WRITTEN EXERCISE :: Leaving out the pictures, output the lines from the one that contains "Enumerate this screenshot's" through the end of the material, exactly as they stand.

ITEMS ::
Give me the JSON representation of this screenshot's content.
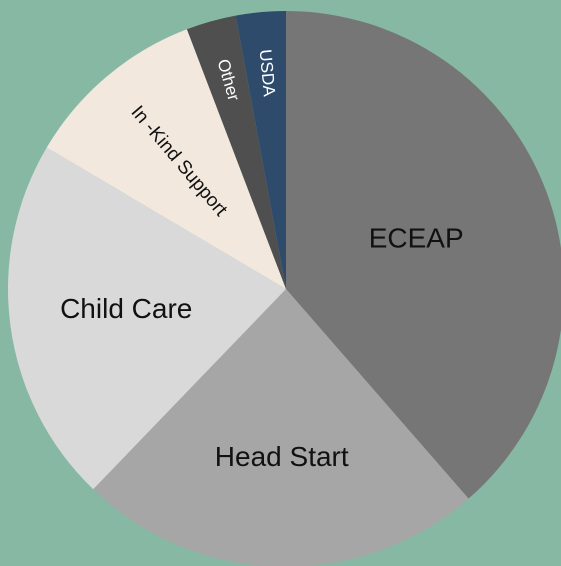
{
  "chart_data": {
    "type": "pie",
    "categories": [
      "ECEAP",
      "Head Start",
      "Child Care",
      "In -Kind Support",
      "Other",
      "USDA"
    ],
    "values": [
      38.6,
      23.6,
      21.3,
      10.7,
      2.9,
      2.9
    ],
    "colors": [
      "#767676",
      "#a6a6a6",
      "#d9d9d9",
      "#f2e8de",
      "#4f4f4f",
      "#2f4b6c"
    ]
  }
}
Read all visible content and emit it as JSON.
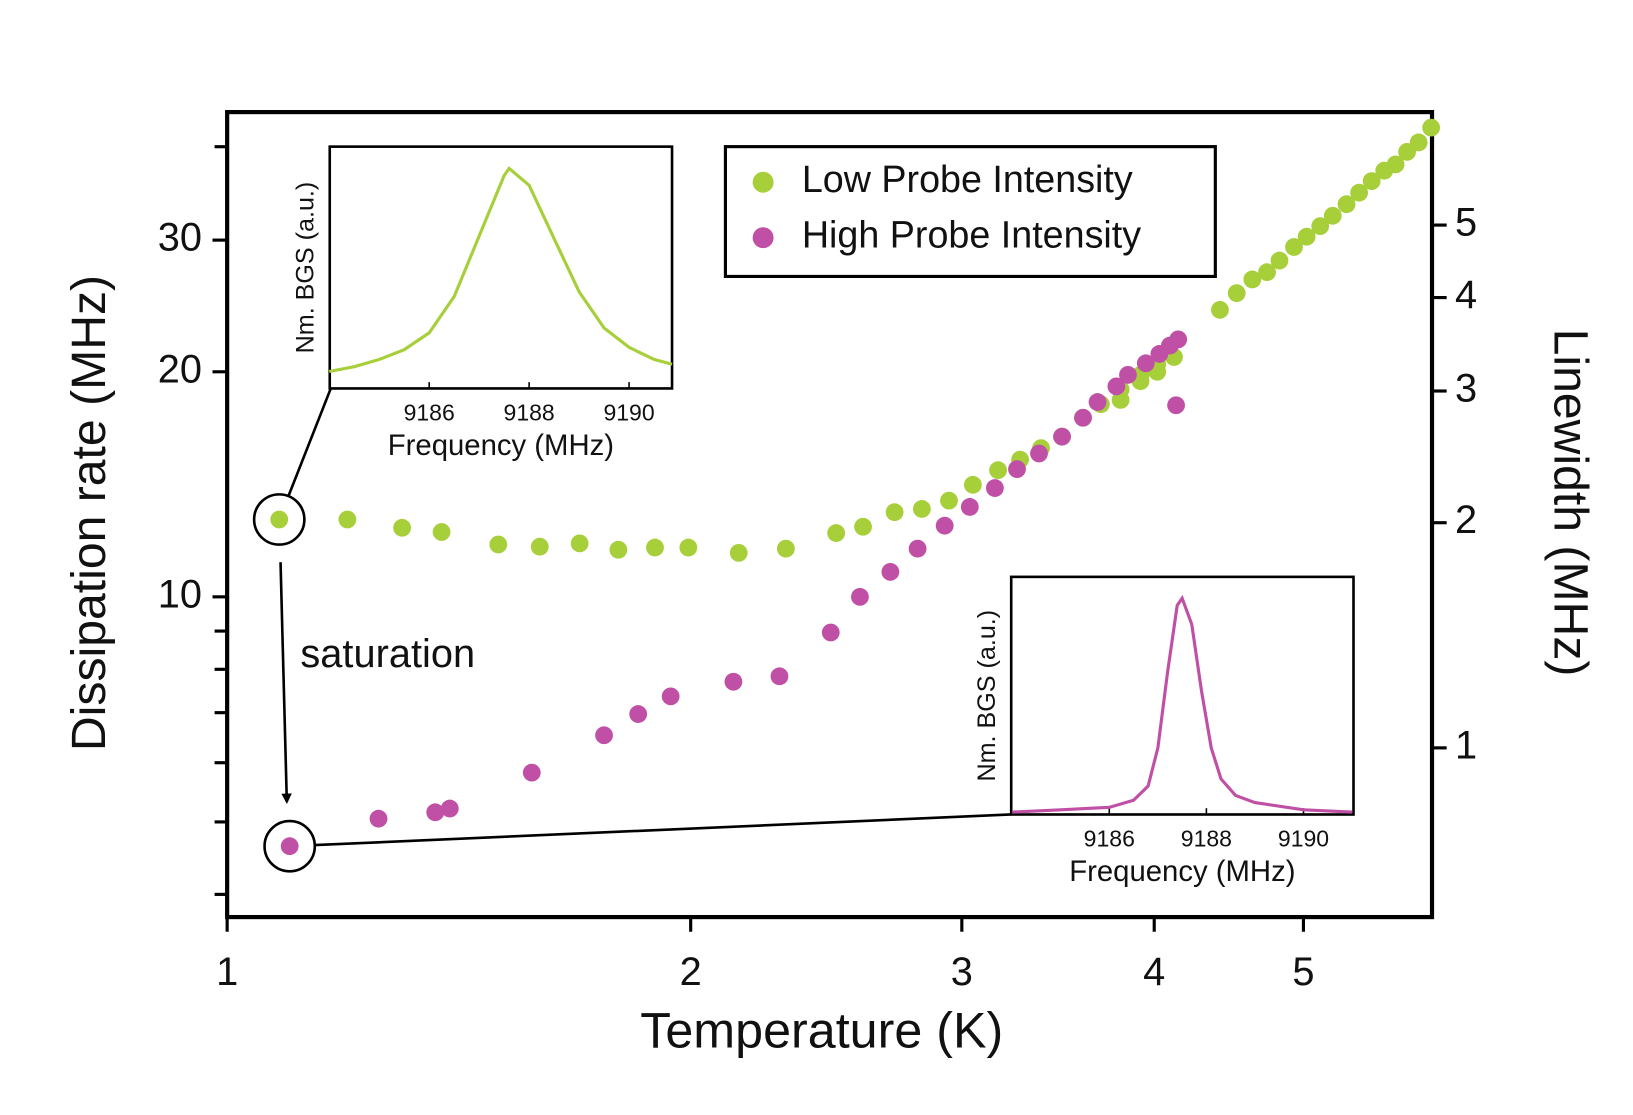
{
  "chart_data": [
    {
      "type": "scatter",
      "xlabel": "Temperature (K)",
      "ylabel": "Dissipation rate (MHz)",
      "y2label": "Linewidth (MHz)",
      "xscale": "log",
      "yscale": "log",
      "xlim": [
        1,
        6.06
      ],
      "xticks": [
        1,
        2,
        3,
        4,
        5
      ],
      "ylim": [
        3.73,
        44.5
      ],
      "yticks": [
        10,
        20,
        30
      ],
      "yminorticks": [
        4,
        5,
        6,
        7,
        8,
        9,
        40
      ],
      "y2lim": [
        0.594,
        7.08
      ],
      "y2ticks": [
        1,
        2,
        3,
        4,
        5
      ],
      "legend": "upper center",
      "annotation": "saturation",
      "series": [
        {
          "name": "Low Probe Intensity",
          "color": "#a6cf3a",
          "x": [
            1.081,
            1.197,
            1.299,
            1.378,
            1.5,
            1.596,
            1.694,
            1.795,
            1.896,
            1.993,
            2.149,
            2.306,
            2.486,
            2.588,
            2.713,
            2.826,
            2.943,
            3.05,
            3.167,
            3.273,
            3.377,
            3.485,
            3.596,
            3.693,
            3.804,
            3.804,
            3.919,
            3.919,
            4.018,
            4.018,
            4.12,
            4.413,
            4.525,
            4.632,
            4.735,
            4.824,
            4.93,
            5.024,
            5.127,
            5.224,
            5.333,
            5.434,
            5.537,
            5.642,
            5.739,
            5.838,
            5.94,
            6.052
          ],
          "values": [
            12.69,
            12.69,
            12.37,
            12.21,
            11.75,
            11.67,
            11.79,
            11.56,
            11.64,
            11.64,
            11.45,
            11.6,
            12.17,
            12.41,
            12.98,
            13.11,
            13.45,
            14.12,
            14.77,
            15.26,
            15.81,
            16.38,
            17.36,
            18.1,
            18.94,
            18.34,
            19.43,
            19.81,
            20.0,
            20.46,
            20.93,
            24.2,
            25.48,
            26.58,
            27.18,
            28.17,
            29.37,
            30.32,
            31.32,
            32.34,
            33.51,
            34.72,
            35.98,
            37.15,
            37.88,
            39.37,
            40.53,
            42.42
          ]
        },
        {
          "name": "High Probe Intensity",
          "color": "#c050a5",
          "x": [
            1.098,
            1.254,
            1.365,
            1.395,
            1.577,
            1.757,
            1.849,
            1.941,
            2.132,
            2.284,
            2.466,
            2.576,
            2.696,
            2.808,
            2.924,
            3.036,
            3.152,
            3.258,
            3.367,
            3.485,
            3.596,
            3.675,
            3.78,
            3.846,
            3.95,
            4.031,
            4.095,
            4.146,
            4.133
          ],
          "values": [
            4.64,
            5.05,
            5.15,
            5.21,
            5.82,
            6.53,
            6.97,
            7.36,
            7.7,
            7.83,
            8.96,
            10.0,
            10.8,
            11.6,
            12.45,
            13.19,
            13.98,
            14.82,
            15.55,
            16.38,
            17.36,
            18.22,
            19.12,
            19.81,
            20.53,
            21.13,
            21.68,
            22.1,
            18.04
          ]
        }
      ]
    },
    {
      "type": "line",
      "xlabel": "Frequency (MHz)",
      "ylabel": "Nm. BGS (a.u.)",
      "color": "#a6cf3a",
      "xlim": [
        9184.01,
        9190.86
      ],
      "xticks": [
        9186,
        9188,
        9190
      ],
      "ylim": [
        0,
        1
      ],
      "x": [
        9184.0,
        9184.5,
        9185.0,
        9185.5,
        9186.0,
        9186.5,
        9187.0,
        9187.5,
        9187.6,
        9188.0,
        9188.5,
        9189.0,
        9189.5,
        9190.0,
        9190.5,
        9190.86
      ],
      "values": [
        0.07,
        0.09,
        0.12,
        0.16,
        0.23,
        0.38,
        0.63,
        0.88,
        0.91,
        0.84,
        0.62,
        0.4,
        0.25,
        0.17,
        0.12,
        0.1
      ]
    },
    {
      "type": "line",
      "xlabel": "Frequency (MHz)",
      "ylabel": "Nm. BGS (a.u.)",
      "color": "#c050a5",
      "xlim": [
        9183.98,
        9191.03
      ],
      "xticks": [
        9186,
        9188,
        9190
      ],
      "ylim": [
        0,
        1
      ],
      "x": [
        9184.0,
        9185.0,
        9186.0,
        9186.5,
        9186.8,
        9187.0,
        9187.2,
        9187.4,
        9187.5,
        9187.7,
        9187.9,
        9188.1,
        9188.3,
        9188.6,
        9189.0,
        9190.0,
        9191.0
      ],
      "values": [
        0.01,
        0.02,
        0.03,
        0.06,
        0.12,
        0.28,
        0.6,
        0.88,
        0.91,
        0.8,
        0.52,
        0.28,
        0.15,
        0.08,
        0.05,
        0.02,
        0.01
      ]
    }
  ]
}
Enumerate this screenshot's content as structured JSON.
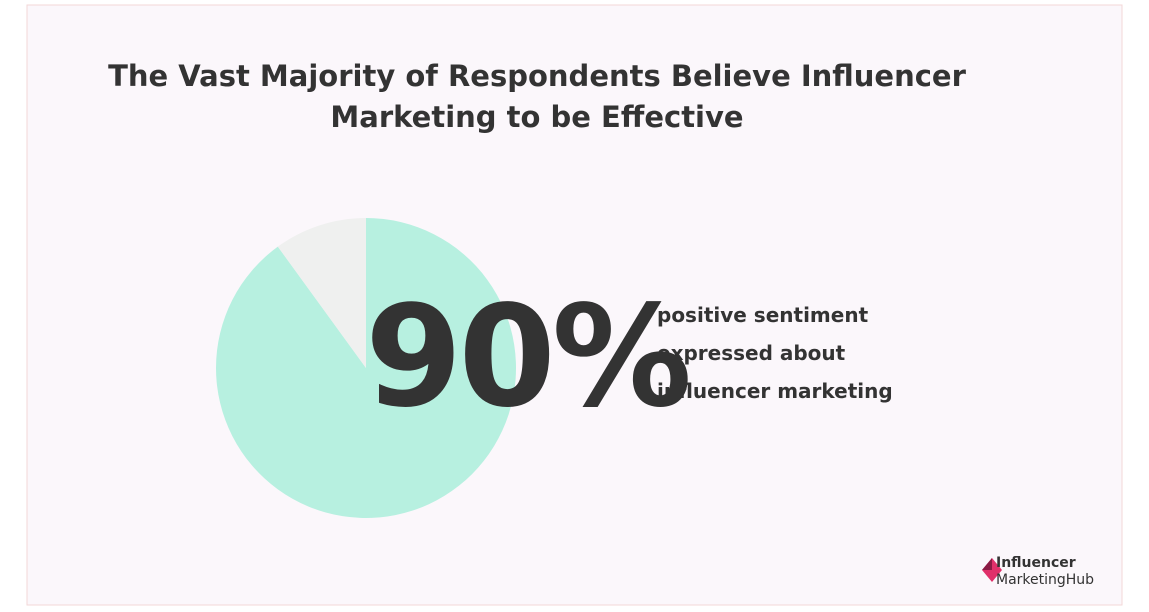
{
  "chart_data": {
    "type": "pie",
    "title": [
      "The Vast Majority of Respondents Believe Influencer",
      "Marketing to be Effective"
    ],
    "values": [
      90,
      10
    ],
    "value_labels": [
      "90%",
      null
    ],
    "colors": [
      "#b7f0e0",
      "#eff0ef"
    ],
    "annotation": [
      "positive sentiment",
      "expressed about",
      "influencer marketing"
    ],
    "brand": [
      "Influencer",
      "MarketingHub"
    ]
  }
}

WRITTEN SOLUTION ::
Enumerate this screenshot's content as structured JSON.
{
  "chart_data": {
    "type": "pie",
    "title": [
      "The Vast Majority of Respondents Believe Influencer",
      "Marketing to be Effective"
    ],
    "values": [
      90,
      10
    ],
    "value_labels": [
      "90%",
      null
    ],
    "colors": [
      "#b7f0e0",
      "#eff0ef"
    ],
    "annotation": [
      "positive sentiment",
      "expressed about",
      "influencer marketing"
    ],
    "brand": [
      "Influencer",
      "MarketingHub"
    ]
  }
}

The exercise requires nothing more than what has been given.